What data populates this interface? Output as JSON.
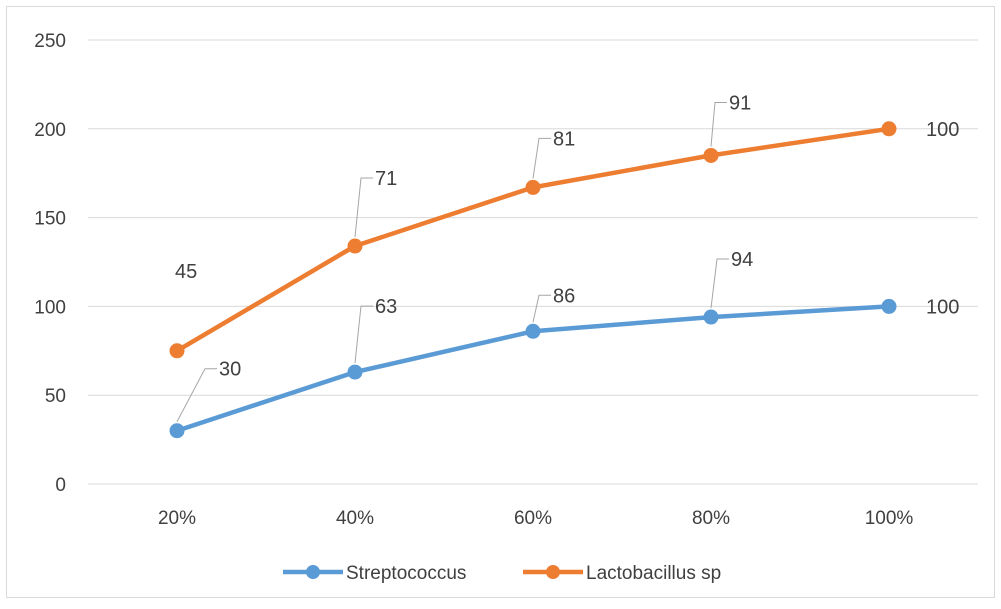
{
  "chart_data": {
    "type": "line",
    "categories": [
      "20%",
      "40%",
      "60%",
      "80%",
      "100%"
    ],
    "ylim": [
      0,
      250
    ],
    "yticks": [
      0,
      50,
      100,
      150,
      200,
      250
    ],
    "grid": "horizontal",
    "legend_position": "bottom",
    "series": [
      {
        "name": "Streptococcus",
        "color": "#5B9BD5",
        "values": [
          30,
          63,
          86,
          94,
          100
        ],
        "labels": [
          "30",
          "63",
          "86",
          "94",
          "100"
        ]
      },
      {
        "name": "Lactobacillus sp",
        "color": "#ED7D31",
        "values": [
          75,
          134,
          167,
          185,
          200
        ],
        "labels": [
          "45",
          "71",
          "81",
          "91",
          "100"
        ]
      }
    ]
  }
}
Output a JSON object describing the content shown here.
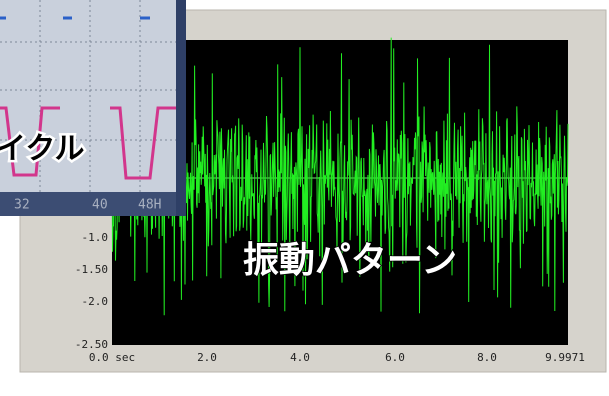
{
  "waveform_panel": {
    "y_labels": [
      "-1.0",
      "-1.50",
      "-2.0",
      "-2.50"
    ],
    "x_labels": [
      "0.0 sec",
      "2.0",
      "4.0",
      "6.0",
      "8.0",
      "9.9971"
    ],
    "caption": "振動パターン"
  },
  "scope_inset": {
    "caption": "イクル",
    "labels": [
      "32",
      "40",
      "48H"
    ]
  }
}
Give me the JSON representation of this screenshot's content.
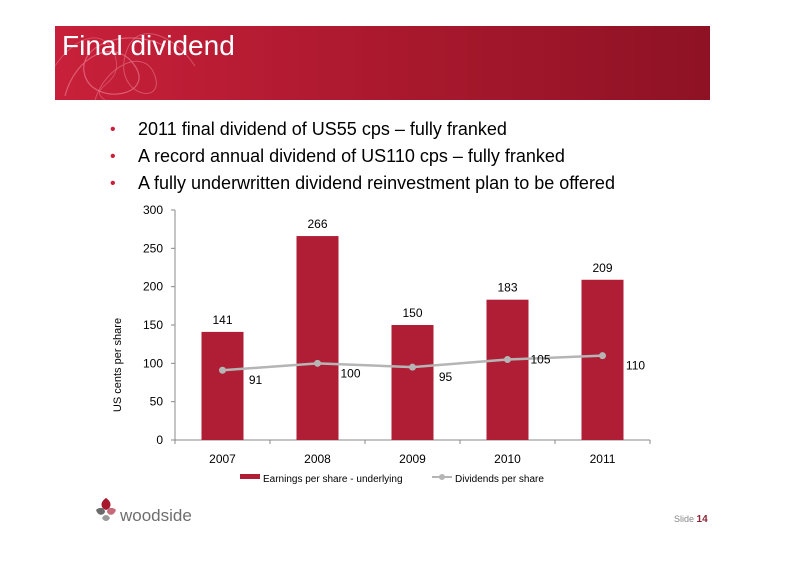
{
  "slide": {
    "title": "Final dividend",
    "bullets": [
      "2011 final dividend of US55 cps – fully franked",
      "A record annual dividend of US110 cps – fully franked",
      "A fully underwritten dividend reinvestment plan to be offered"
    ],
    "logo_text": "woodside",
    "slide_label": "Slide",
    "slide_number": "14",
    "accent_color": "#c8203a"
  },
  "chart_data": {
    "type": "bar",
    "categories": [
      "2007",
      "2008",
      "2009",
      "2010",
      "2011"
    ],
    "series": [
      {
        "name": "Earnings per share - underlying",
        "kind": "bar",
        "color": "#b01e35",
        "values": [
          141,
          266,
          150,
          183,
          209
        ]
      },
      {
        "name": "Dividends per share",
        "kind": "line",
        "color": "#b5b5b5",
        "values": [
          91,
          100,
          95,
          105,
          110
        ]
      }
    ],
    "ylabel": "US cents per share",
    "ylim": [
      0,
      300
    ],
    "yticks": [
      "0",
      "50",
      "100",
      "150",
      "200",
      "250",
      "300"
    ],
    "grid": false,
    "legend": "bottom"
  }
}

----------

■ **To be done**: Look through the material and copy each line that has "bottom".

■ **The reply**:
    "legend_position": "bottom",
    "legend": "bottom"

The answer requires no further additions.